— begin —

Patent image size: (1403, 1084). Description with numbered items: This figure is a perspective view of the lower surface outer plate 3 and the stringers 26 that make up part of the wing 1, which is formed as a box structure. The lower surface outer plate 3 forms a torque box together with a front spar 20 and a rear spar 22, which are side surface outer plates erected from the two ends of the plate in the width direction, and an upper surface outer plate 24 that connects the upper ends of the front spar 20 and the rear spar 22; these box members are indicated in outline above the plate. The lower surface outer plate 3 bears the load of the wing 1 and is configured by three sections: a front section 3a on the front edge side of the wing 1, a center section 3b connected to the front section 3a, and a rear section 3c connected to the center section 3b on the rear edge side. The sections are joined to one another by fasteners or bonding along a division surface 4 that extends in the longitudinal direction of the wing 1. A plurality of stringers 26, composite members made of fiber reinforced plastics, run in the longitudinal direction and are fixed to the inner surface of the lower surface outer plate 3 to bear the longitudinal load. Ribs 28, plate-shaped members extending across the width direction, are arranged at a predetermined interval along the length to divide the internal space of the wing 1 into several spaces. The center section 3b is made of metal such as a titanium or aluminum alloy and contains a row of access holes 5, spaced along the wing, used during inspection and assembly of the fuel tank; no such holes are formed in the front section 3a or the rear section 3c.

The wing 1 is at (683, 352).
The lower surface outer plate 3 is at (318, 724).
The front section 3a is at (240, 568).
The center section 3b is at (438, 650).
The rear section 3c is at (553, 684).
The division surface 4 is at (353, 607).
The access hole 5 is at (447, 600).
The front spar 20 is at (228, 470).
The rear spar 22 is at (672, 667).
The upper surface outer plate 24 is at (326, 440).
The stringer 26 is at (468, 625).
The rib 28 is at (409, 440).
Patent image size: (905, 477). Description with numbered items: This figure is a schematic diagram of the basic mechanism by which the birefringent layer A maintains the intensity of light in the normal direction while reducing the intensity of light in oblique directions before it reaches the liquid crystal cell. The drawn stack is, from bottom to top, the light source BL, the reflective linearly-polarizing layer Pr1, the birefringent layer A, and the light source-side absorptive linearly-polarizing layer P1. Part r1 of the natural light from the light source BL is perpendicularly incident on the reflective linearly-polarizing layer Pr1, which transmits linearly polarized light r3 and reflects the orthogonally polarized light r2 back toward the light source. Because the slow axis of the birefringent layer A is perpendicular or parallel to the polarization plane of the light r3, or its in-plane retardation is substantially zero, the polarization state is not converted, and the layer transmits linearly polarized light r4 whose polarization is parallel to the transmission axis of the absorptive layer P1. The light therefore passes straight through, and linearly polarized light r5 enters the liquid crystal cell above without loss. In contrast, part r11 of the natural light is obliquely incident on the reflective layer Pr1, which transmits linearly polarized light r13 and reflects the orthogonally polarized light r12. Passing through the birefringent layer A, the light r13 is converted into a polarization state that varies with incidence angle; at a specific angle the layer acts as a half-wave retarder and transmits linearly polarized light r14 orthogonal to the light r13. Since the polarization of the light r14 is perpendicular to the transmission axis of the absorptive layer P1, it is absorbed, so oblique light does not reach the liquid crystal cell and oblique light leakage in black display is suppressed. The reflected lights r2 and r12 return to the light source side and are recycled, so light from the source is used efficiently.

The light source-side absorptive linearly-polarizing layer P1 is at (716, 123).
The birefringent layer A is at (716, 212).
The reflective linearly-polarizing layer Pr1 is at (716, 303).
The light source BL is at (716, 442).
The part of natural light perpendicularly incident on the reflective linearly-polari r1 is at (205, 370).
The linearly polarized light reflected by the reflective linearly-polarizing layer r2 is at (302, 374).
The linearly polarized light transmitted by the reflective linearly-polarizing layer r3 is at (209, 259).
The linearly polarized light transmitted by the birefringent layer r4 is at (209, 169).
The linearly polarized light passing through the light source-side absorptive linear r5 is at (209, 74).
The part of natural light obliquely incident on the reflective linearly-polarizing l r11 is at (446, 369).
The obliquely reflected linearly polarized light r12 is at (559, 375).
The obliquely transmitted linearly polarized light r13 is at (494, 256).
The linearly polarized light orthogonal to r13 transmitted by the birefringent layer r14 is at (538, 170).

— end —

### EXERCISE GOAL
Convert all the rows above into a single numbered list, one line per item, leaving out the blank lines.

### FINISHED TASK
1. Patent image size: (1403, 1084). Description with numbered items: This figure is a perspective view of the lower surface outer plate 3 and the stringers 26 that make up part of the wing 1, which is formed as a box structure. The lower surface outer plate 3 forms a torque box together with a front spar 20 and a rear spar 22, which are side surface outer plates erected from the two ends of the plate in the width direction, and an upper surface outer plate 24 that connects the upper ends of the front spar 20 and the rear spar 22; these box members are indicated in outline above the plate. The lower surface outer plate 3 bears the load of the wing 1 and is configured by three sections: a front section 3a on the front edge side of the wing 1, a center section 3b connected to the front section 3a, and a rear section 3c connected to the center section 3b on the rear edge side. The sections are joined to one another by fasteners or bonding along a division surface 4 that extends in the longitudinal direction of the wing 1. A plurality of stringers 26, composite members made of fiber reinforced plastics, run in the longitudinal direction and are fixed to the inner surface of the lower surface outer plate 3 to bear the longitudinal load. Ribs 28, plate-shaped members extending across the width direction, are arranged at a predetermined interval along the length to divide the internal space of the wing 1 into several spaces. The center section 3b is made of metal such as a titanium or aluminum alloy and contains a row of access holes 5, spaced along the wing, used during inspection and assembly of the fuel tank; no such holes are formed in the front section 3a or the rear section 3c.
2. The wing 1 is at (683, 352).
3. The lower surface outer plate 3 is at (318, 724).
4. The front section 3a is at (240, 568).
5. The center section 3b is at (438, 650).
6. The rear section 3c is at (553, 684).
7. The division surface 4 is at (353, 607).
8. The access hole 5 is at (447, 600).
9. The front spar 20 is at (228, 470).
10. The rear spar 22 is at (672, 667).
11. The upper surface outer plate 24 is at (326, 440).
12. The stringer 26 is at (468, 625).
13. The rib 28 is at (409, 440).
14. Patent image size: (905, 477). Description with numbered items: This figure is a schematic diagram of the basic mechanism by which the birefringent layer A maintains the intensity of light in the normal direction while reducing the intensity of light in oblique directions before it reaches the liquid crystal cell. The drawn stack is, from bottom to top, the light source BL, the reflective linearly-polarizing layer Pr1, the birefringent layer A, and the light source-side absorptive linearly-polarizing layer P1. Part r1 of the natural light from the light source BL is perpendicularly incident on the reflective linearly-polarizing layer Pr1, which transmits linearly polarized light r3 and reflects the orthogonally polarized light r2 back toward the light source. Because the slow axis of the birefringent layer A is perpendicular or parallel to the polarization plane of the light r3, or its in-plane retardation is substantially zero, the polarization state is not converted, and the layer transmits linearly polarized light r4 whose polarization is parallel to the transmission axis of the absorptive layer P1. The light therefore passes straight through, and linearly polarized light r5 enters the liquid crystal cell above without loss. In contrast, part r11 of the natural light is obliquely incident on the reflective layer Pr1, which transmits linearly polarized light r13 and reflects the orthogonally polarized light r12. Passing through the birefringent layer A, the light r13 is converted into a polarization state that varies with incidence angle; at a specific angle the layer acts as a half-wave retarder and transmits linearly polarized light r14 orthogonal to the light r13. Since the polarization of the light r14 is perpendicular to the transmission axis of the absorptive layer P1, it is absorbed, so oblique light does not reach the liquid crystal cell and oblique light leakage in black display is suppressed. The reflected lights r2 and r12 return to the light source side and are recycled, so light from the source is used efficiently.
15. The light source-side absorptive linearly-polarizing layer P1 is at (716, 123).
16. The birefringent layer A is at (716, 212).
17. The reflective linearly-polarizing layer Pr1 is at (716, 303).
18. The light source BL is at (716, 442).
19. The part of natural light perpendicularly incident on the reflective linearly-polari r1 is at (205, 370).
20. The linearly polarized light reflected by the reflective linearly-polarizing layer r2 is at (302, 374).
21. The linearly polarized light transmitted by the reflective linearly-polarizing layer r3 is at (209, 259).
22. The linearly polarized light transmitted by the birefringent layer r4 is at (209, 169).
23. The linearly polarized light passing through the light source-side absorptive linear r5 is at (209, 74).
24. The part of natural light obliquely incident on the reflective linearly-polarizing l r11 is at (446, 369).
25. The obliquely reflected linearly polarized light r12 is at (559, 375).
26. The obliquely transmitted linearly polarized light r13 is at (494, 256).
27. The linearly polarized light orthogonal to r13 transmitted by the birefringent layer r14 is at (538, 170).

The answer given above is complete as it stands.